● Goal: Scan the material below for the string "true", and copy every line where it shows up.

● Stored data:
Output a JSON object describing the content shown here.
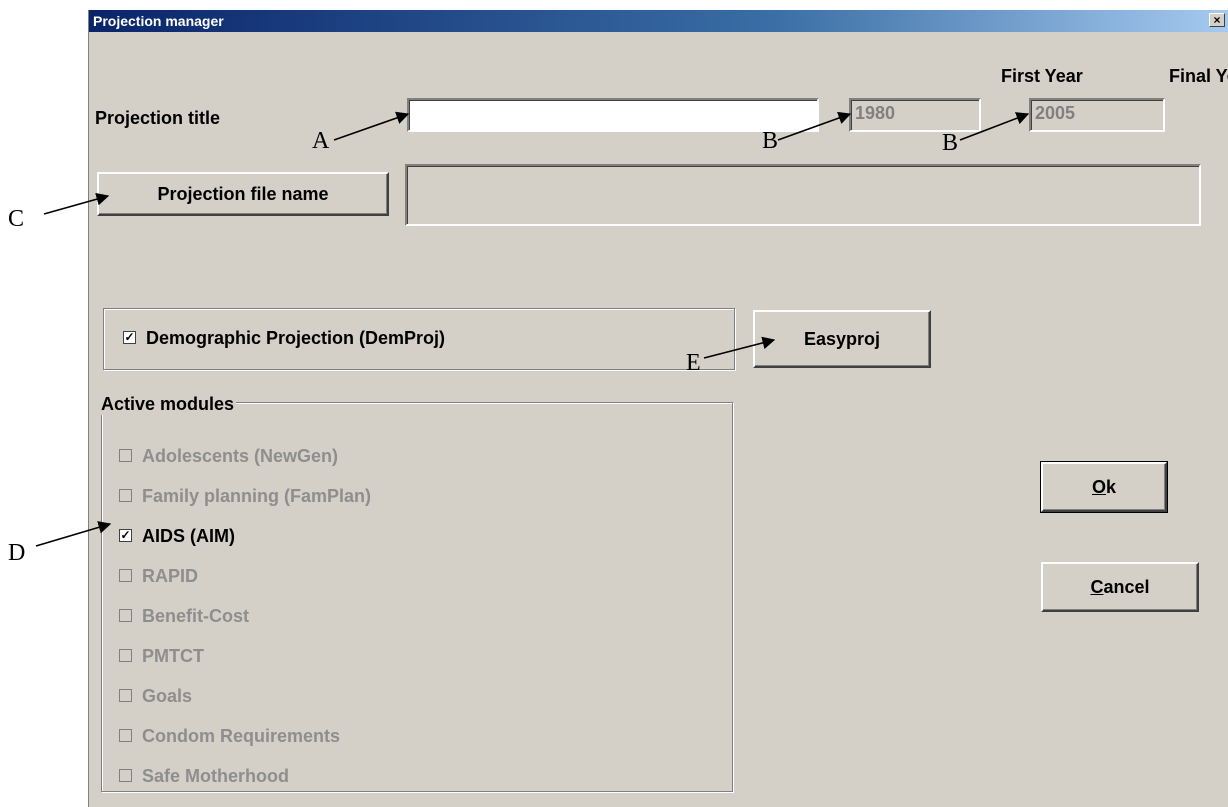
{
  "window": {
    "title": "Projection manager",
    "close_glyph": "×"
  },
  "labels": {
    "projection_title": "Projection title",
    "first_year": "First Year",
    "final_year": "Final Year"
  },
  "fields": {
    "projection_title_value": "",
    "first_year_value": "1980",
    "final_year_value": "2005",
    "file_name_value": ""
  },
  "buttons": {
    "projection_file_name": "Projection file name",
    "easyproj": "Easyproj",
    "ok": "Ok",
    "cancel": "Cancel"
  },
  "demproj": {
    "label": "Demographic Projection (DemProj)",
    "checked": true
  },
  "active_modules": {
    "title": "Active modules",
    "items": [
      {
        "label": "Adolescents (NewGen)",
        "checked": false,
        "enabled": false
      },
      {
        "label": "Family planning (FamPlan)",
        "checked": false,
        "enabled": false
      },
      {
        "label": "AIDS (AIM)",
        "checked": true,
        "enabled": true
      },
      {
        "label": "RAPID",
        "checked": false,
        "enabled": false
      },
      {
        "label": "Benefit-Cost",
        "checked": false,
        "enabled": false
      },
      {
        "label": "PMTCT",
        "checked": false,
        "enabled": false
      },
      {
        "label": "Goals",
        "checked": false,
        "enabled": false
      },
      {
        "label": "Condom Requirements",
        "checked": false,
        "enabled": false
      },
      {
        "label": "Safe Motherhood",
        "checked": false,
        "enabled": false
      }
    ]
  },
  "annotations": {
    "a": "A",
    "b1": "B",
    "b2": "B",
    "c": "C",
    "d": "D",
    "e": "E"
  }
}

● Task output:
    "checked": true
        "checked": true,
        "enabled": true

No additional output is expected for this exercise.